### [Challenge]
Keep the pictures out of the copy and repeat the records exactly.

** Begin Dataset content **

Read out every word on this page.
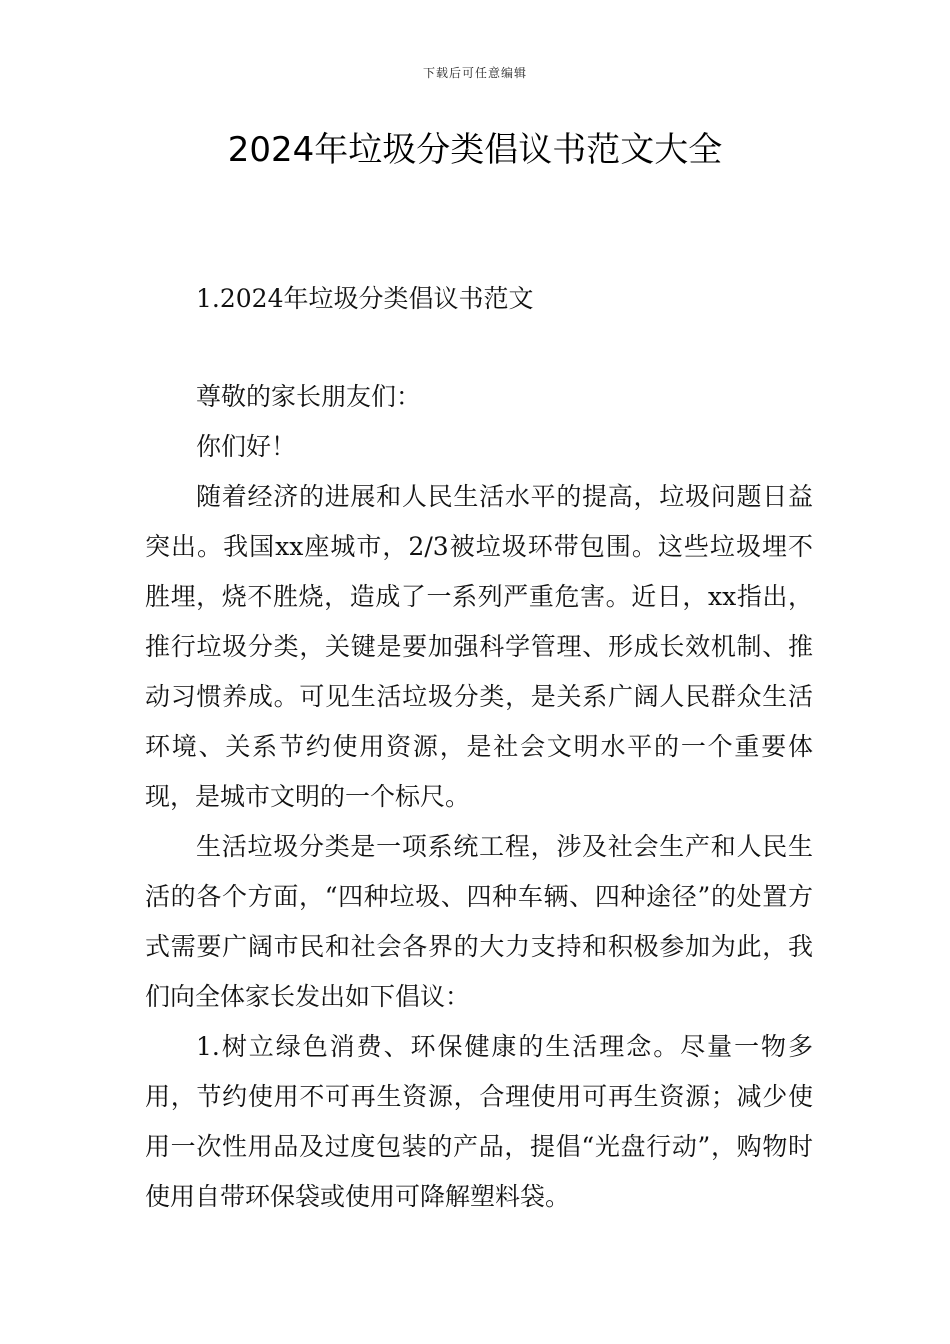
下载后可任意编辑
2024年垃圾分类倡议书范文大全
1.2024年垃圾分类倡议书范文

尊敬的家长朋友们：

你们好！

随着经济的进展和人民生活水平的提高，垃圾问题日益突出。我国xx座城市，2/3被垃圾环带包围。这些垃圾埋不胜埋，烧不胜烧，造成了一系列严重危害。近日，xx指出，推行垃圾分类，关键是要加强科学管理、形成长效机制、推动习惯养成。可见生活垃圾分类，是关系广阔人民群众生活环境、关系节约使用资源，是社会文明水平的一个重要体现，是城市文明的一个标尺。

生活垃圾分类是一项系统工程，涉及社会生产和人民生活的各个方面，“四种垃圾、四种车辆、四种途径”的处置方式需要广阔市民和社会各界的大力支持和积极参加为此，我们向全体家长发出如下倡议：

1.树立绿色消费、环保健康的生活理念。尽量一物多用，节约使用不可再生资源，合理使用可再生资源；减少使用一次性用品及过度包装的产品，提倡“光盘行动”，购物时使用自带环保袋或使用可降解塑料袋。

** End Dataset content **

### [Completed task]
Read out every word on this page.
下载后可任意编辑
2024年垃圾分类倡议书范文大全
1.2024年垃圾分类倡议书范文

尊敬的家长朋友们：

你们好！

随着经济的进展和人民生活水平的提高，垃圾问题日益突出。我国xx座城市，2/3被垃圾环带包围。这些垃圾埋不胜埋，烧不胜烧，造成了一系列严重危害。近日，xx指出，推行垃圾分类，关键是要加强科学管理、形成长效机制、推动习惯养成。可见生活垃圾分类，是关系广阔人民群众生活环境、关系节约使用资源，是社会文明水平的一个重要体现，是城市文明的一个标尺。

生活垃圾分类是一项系统工程，涉及社会生产和人民生活的各个方面，“四种垃圾、四种车辆、四种途径”的处置方式需要广阔市民和社会各界的大力支持和积极参加为此，我们向全体家长发出如下倡议：

1.树立绿色消费、环保健康的生活理念。尽量一物多用，节约使用不可再生资源，合理使用可再生资源；减少使用一次性用品及过度包装的产品，提倡“光盘行动”，购物时使用自带环保袋或使用可降解塑料袋。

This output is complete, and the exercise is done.